> **SHORT TASK**
Find the lines below that contain the string "CONCN". Copy each one.

(Rows from a figure dataset)

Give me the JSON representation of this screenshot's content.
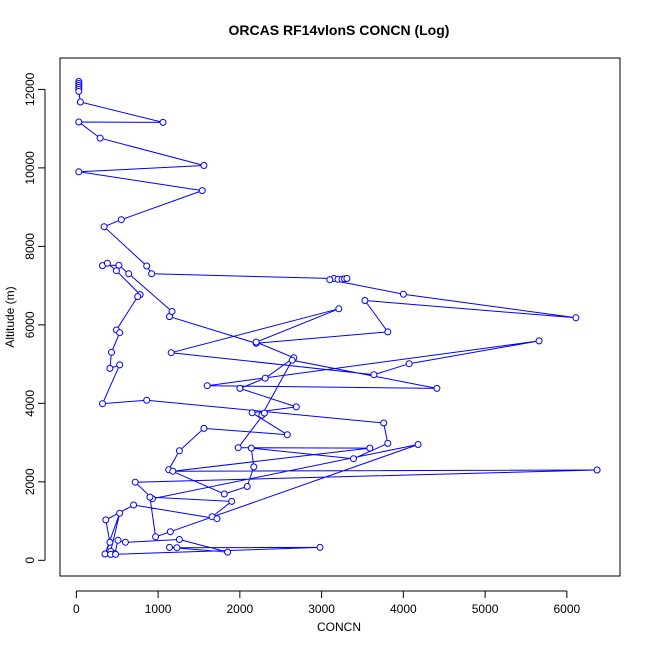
{
  "chart_data": {
    "type": "line",
    "title": "ORCAS RF14vlonS CONCN (Log)",
    "xlabel": "CONCN",
    "ylabel": "Altitude (m)",
    "xlim": [
      -200,
      6650
    ],
    "ylim": [
      -400,
      12800
    ],
    "x_ticks": [
      0,
      1000,
      2000,
      3000,
      4000,
      5000,
      6000
    ],
    "y_ticks": [
      0,
      2000,
      4000,
      6000,
      8000,
      10000,
      12000
    ],
    "grid": false,
    "markers": "open-circle",
    "color": "#0000ff",
    "points": [
      [
        30,
        12200
      ],
      [
        30,
        12150
      ],
      [
        30,
        12100
      ],
      [
        30,
        12050
      ],
      [
        30,
        12000
      ],
      [
        30,
        11950
      ],
      [
        50,
        11680
      ],
      [
        1060,
        11160
      ],
      [
        30,
        11170
      ],
      [
        290,
        10760
      ],
      [
        1560,
        10060
      ],
      [
        30,
        9900
      ],
      [
        1540,
        9420
      ],
      [
        550,
        8680
      ],
      [
        340,
        8500
      ],
      [
        860,
        7500
      ],
      [
        920,
        7300
      ],
      [
        3150,
        7180
      ],
      [
        3200,
        7160
      ],
      [
        3250,
        7160
      ],
      [
        3280,
        7170
      ],
      [
        3310,
        7180
      ],
      [
        3100,
        7150
      ],
      [
        4000,
        6780
      ],
      [
        6110,
        6180
      ],
      [
        3530,
        6620
      ],
      [
        3810,
        5820
      ],
      [
        2200,
        5530
      ],
      [
        1140,
        6210
      ],
      [
        1170,
        6340
      ],
      [
        640,
        7300
      ],
      [
        520,
        7520
      ],
      [
        320,
        7510
      ],
      [
        380,
        7570
      ],
      [
        490,
        7380
      ],
      [
        780,
        6770
      ],
      [
        750,
        6720
      ],
      [
        490,
        5870
      ],
      [
        530,
        5800
      ],
      [
        430,
        5300
      ],
      [
        410,
        4890
      ],
      [
        530,
        4980
      ],
      [
        320,
        3990
      ],
      [
        860,
        4080
      ],
      [
        3760,
        3500
      ],
      [
        3810,
        2980
      ],
      [
        3390,
        2590
      ],
      [
        2140,
        2860
      ],
      [
        2170,
        2380
      ],
      [
        2090,
        1880
      ],
      [
        1810,
        1690
      ],
      [
        1130,
        2310
      ],
      [
        1260,
        2790
      ],
      [
        1560,
        3360
      ],
      [
        2580,
        3200
      ],
      [
        2150,
        3760
      ],
      [
        2690,
        3910
      ],
      [
        2000,
        4380
      ],
      [
        2310,
        4640
      ],
      [
        2660,
        5160
      ],
      [
        2200,
        5560
      ],
      [
        3210,
        6410
      ],
      [
        1160,
        5290
      ],
      [
        3640,
        4730
      ],
      [
        4070,
        5010
      ],
      [
        5660,
        5590
      ],
      [
        1600,
        4450
      ],
      [
        4410,
        4380
      ],
      [
        2640,
        5100
      ],
      [
        2270,
        3700
      ],
      [
        2300,
        3750
      ],
      [
        1980,
        2870
      ],
      [
        3590,
        2860
      ],
      [
        1180,
        2270
      ],
      [
        6370,
        2300
      ],
      [
        720,
        1990
      ],
      [
        930,
        1570
      ],
      [
        4180,
        2950
      ],
      [
        1150,
        730
      ],
      [
        970,
        600
      ],
      [
        900,
        1610
      ],
      [
        1900,
        1500
      ],
      [
        1660,
        1110
      ],
      [
        1720,
        1060
      ],
      [
        700,
        1410
      ],
      [
        360,
        1030
      ],
      [
        410,
        460
      ],
      [
        350,
        160
      ],
      [
        530,
        1200
      ],
      [
        420,
        230
      ],
      [
        470,
        170
      ],
      [
        510,
        510
      ],
      [
        600,
        460
      ],
      [
        1260,
        530
      ],
      [
        1850,
        210
      ],
      [
        1140,
        330
      ],
      [
        1230,
        320
      ],
      [
        2980,
        330
      ],
      [
        420,
        150
      ],
      [
        480,
        150
      ]
    ]
  }
}
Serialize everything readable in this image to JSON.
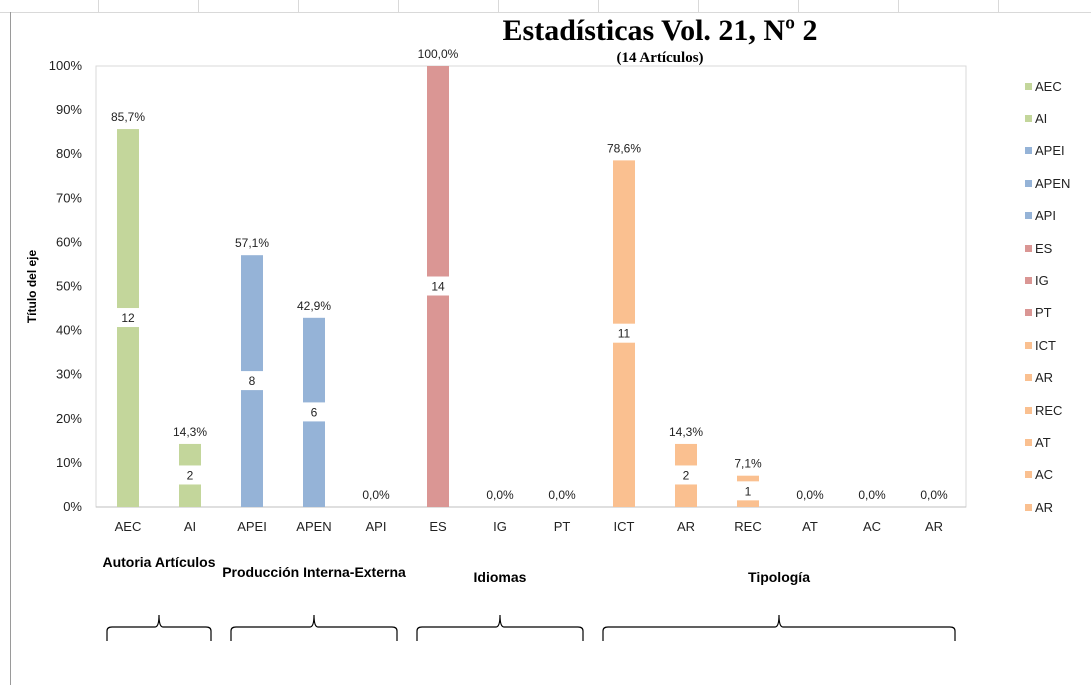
{
  "chart_data": {
    "type": "bar",
    "title": "Estadísticas Vol. 21, Nº 2",
    "subtitle": "(14 Artículos)",
    "ylabel": "Título del eje",
    "ylim": [
      0,
      100
    ],
    "yticks": [
      "0%",
      "10%",
      "20%",
      "30%",
      "40%",
      "50%",
      "60%",
      "70%",
      "80%",
      "90%",
      "100%"
    ],
    "categories": [
      "AEC",
      "AI",
      "APEI",
      "APEN",
      "API",
      "ES",
      "IG",
      "PT",
      "ICT",
      "AR",
      "REC",
      "AT",
      "AC",
      "AR"
    ],
    "values": [
      85.7,
      14.3,
      57.1,
      42.9,
      0,
      100,
      0,
      0,
      78.6,
      14.3,
      7.1,
      0,
      0,
      0
    ],
    "percent_labels": [
      "85,7%",
      "14,3%",
      "57,1%",
      "42,9%",
      "0,0%",
      "100,0%",
      "0,0%",
      "0,0%",
      "78,6%",
      "14,3%",
      "7,1%",
      "0,0%",
      "0,0%",
      "0,0%"
    ],
    "count_labels": [
      "12",
      "2",
      "8",
      "6",
      "",
      "14",
      "",
      "",
      "11",
      "2",
      "1",
      "",
      "",
      ""
    ],
    "colors": [
      "#c3d69b",
      "#c3d69b",
      "#95b3d7",
      "#95b3d7",
      "#95b3d7",
      "#da9694",
      "#da9694",
      "#da9694",
      "#fac090",
      "#fac090",
      "#fac090",
      "#fac090",
      "#fac090",
      "#fac090"
    ],
    "legend": {
      "position": "right",
      "entries": [
        "AEC",
        "AI",
        "APEI",
        "APEN",
        "API",
        "ES",
        "IG",
        "PT",
        "ICT",
        "AR",
        "REC",
        "AT",
        "AC",
        "AR"
      ]
    },
    "groups": [
      {
        "label": "Autoria Artículos",
        "start": 0,
        "end": 1
      },
      {
        "label": "Producción Interna-Externa",
        "start": 2,
        "end": 4
      },
      {
        "label": "Idiomas",
        "start": 5,
        "end": 7
      },
      {
        "label": "Tipología",
        "start": 8,
        "end": 13
      }
    ],
    "grid": false
  }
}
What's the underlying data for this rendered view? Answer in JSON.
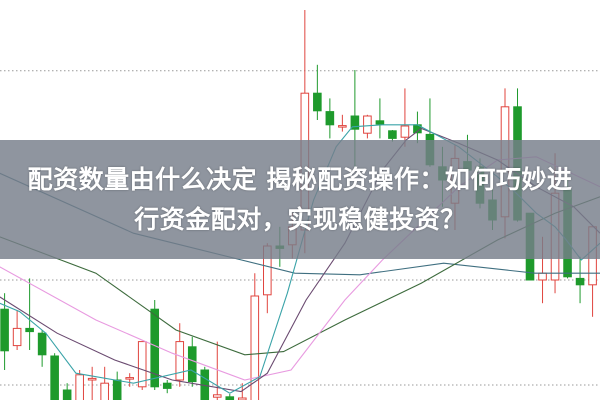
{
  "headline": {
    "line1": "配资数量由什么决定 揭秘配资操作：如何巧妙进",
    "line2": "行资金配对，实现稳健投资？"
  },
  "chart_data": {
    "type": "candlestick",
    "title": "",
    "xlabel": "",
    "ylabel": "",
    "ylim": [
      0,
      100
    ],
    "grid": {
      "style": "dotted",
      "levels": [
        82.3,
        30,
        3.75
      ]
    },
    "colors": {
      "up": "#e0443e",
      "down": "#1e9a2c",
      "grid": "#999999",
      "banner": "#767e8a"
    },
    "candles": [
      {
        "o": 22.7,
        "c": 12.3,
        "h": 26.7,
        "l": 7.5
      },
      {
        "o": 13.6,
        "c": 17.9,
        "h": 22.5,
        "l": 12.5
      },
      {
        "o": 17.9,
        "c": 17.1,
        "h": 30.4,
        "l": 12.5
      },
      {
        "o": 16.7,
        "c": 11.3,
        "h": 17.5,
        "l": 8.3
      },
      {
        "o": 11,
        "c": -3,
        "h": 11.7,
        "l": -5
      },
      {
        "o": 2.5,
        "c": -4,
        "h": 4.2,
        "l": -6
      },
      {
        "o": -3,
        "c": 6.3,
        "h": 7.5,
        "l": -5
      },
      {
        "o": 5,
        "c": 5.4,
        "h": 8.3,
        "l": -1
      },
      {
        "o": -2.5,
        "c": 4.2,
        "h": 8.3,
        "l": -4
      },
      {
        "o": 5,
        "c": -2.5,
        "h": 7.1,
        "l": -4
      },
      {
        "o": 5.4,
        "c": 5.6,
        "h": 6.7,
        "l": 3.3
      },
      {
        "o": 3.3,
        "c": 14.6,
        "h": 14.6,
        "l": 2.5
      },
      {
        "o": 22.7,
        "c": 3.3,
        "h": 25,
        "l": 2.5
      },
      {
        "o": 4.2,
        "c": 2.9,
        "h": 5,
        "l": 1.7
      },
      {
        "o": 5,
        "c": 14.6,
        "h": 19.2,
        "l": 3.3
      },
      {
        "o": 13.3,
        "c": 4.6,
        "h": 15.8,
        "l": 3.3
      },
      {
        "o": 7.5,
        "c": -1,
        "h": 8.3,
        "l": -3
      },
      {
        "o": 0.7,
        "c": 1.3,
        "h": 14.6,
        "l": -1
      },
      {
        "o": 0.8,
        "c": -2.5,
        "h": 1.5,
        "l": -4
      },
      {
        "o": 0,
        "c": 0.5,
        "h": 4.2,
        "l": -4
      },
      {
        "o": -3,
        "c": 26,
        "h": 31.7,
        "l": -5
      },
      {
        "o": 26.3,
        "c": 38.5,
        "h": 39.2,
        "l": 21.7
      },
      {
        "o": 38.5,
        "c": 37.9,
        "h": 43.3,
        "l": 33.3
      },
      {
        "o": 38.8,
        "c": 43.3,
        "h": 46.7,
        "l": 35.4
      },
      {
        "o": 42.5,
        "c": 76.7,
        "h": 97.5,
        "l": 36.7
      },
      {
        "o": 76.7,
        "c": 72.3,
        "h": 83.8,
        "l": 70
      },
      {
        "o": 72.1,
        "c": 68.8,
        "h": 75.4,
        "l": 65.4
      },
      {
        "o": 68.5,
        "c": 68.6,
        "h": 71.3,
        "l": 67.1
      },
      {
        "o": 71,
        "c": 67.7,
        "h": 82.5,
        "l": 58.3
      },
      {
        "o": 66.7,
        "c": 71,
        "h": 71.3,
        "l": 65.4
      },
      {
        "o": 69.8,
        "c": 69,
        "h": 75.4,
        "l": 65.4
      },
      {
        "o": 67.3,
        "c": 65.4,
        "h": 67.5,
        "l": 64.6
      },
      {
        "o": 65.7,
        "c": 68.5,
        "h": 77.9,
        "l": 63.3
      },
      {
        "o": 68.8,
        "c": 66.8,
        "h": 72.1,
        "l": 64.2
      },
      {
        "o": 66.4,
        "c": 58.8,
        "h": 75.4,
        "l": 58.3
      },
      {
        "o": 58.3,
        "c": 55,
        "h": 63.3,
        "l": 48.3
      },
      {
        "o": 49.2,
        "c": 60.4,
        "h": 63.8,
        "l": 42.5
      },
      {
        "o": 59.6,
        "c": 57.5,
        "h": 66.3,
        "l": 55.8
      },
      {
        "o": 58.3,
        "c": 49.2,
        "h": 60.4,
        "l": 47.9
      },
      {
        "o": 50,
        "c": 45,
        "h": 53.3,
        "l": 42.5
      },
      {
        "o": 45.8,
        "c": 73.3,
        "h": 77.9,
        "l": 40.4
      },
      {
        "o": 73.3,
        "c": 45,
        "h": 77.9,
        "l": 44.6
      },
      {
        "o": 46.7,
        "c": 30,
        "h": 46.7,
        "l": 30
      },
      {
        "o": 30,
        "c": 31.7,
        "h": 40.8,
        "l": 24.2
      },
      {
        "o": 30,
        "c": 51.7,
        "h": 61.7,
        "l": 26.7
      },
      {
        "o": 52.5,
        "c": 30.8,
        "h": 55.8,
        "l": 30.4
      },
      {
        "o": 30.4,
        "c": 28.8,
        "h": 35.8,
        "l": 24.2
      },
      {
        "o": 28.8,
        "c": 43.3,
        "h": 43.3,
        "l": 20.8
      }
    ],
    "moving_averages": [
      {
        "color": "#3f6f80",
        "points": [
          [
            -0.4,
            56.7
          ],
          [
            10.3,
            41.7
          ],
          [
            23.2,
            31.7
          ],
          [
            28.4,
            31.3
          ],
          [
            35.1,
            34.2
          ],
          [
            42.4,
            31.7
          ],
          [
            47.6,
            31.7
          ]
        ]
      },
      {
        "color": "#3d6b3d",
        "points": [
          [
            -0.4,
            40.8
          ],
          [
            7.3,
            31.7
          ],
          [
            13.7,
            17.5
          ],
          [
            19.2,
            11.3
          ],
          [
            22.3,
            12.1
          ],
          [
            27.2,
            20
          ],
          [
            33.3,
            29.2
          ],
          [
            39.4,
            40
          ],
          [
            44,
            46.7
          ],
          [
            47.6,
            50.8
          ]
        ]
      },
      {
        "color": "#e89ae0",
        "points": [
          [
            -0.4,
            33.3
          ],
          [
            7.3,
            20
          ],
          [
            13.4,
            11.7
          ],
          [
            19.2,
            5
          ],
          [
            22.9,
            7.5
          ],
          [
            27.2,
            25
          ],
          [
            30.2,
            35
          ],
          [
            33.3,
            44.2
          ],
          [
            36.3,
            53.3
          ],
          [
            39.4,
            60
          ],
          [
            42.5,
            60.8
          ],
          [
            47.6,
            53.3
          ]
        ]
      },
      {
        "color": "#6a4a70",
        "points": [
          [
            -0.4,
            25.8
          ],
          [
            4.2,
            16.7
          ],
          [
            8.8,
            10
          ],
          [
            13.4,
            5
          ],
          [
            18.9,
            2.1
          ],
          [
            21,
            6.7
          ],
          [
            24.1,
            25
          ],
          [
            27.2,
            39.2
          ],
          [
            30.2,
            57.5
          ],
          [
            32.1,
            65
          ],
          [
            33.3,
            67.9
          ],
          [
            36.3,
            64.2
          ],
          [
            39.4,
            60
          ],
          [
            42.5,
            53.3
          ],
          [
            45.5,
            48.3
          ],
          [
            47.6,
            41.7
          ]
        ]
      },
      {
        "color": "#3aa3a8",
        "points": [
          [
            -0.4,
            24.2
          ],
          [
            1.2,
            22.1
          ],
          [
            3.3,
            16.7
          ],
          [
            5.7,
            6.7
          ],
          [
            10.3,
            4.2
          ],
          [
            14.9,
            7.5
          ],
          [
            18,
            1.7
          ],
          [
            20.4,
            5.8
          ],
          [
            22.6,
            26.7
          ],
          [
            24.7,
            50
          ],
          [
            26.5,
            63.3
          ],
          [
            27.8,
            68.3
          ],
          [
            30.2,
            68.8
          ],
          [
            33,
            68.8
          ],
          [
            36.3,
            63.3
          ],
          [
            39.4,
            55.8
          ],
          [
            40.9,
            51.7
          ],
          [
            42.5,
            46.7
          ],
          [
            44,
            43.3
          ],
          [
            44.9,
            40
          ],
          [
            46.1,
            35
          ],
          [
            47.6,
            39.2
          ]
        ]
      }
    ]
  }
}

> **ANSWER TO THIS EXERCISE**
    "title": "ORCAS RF14vlonS CONCN (Log)",
    "xlabel": "CONCN",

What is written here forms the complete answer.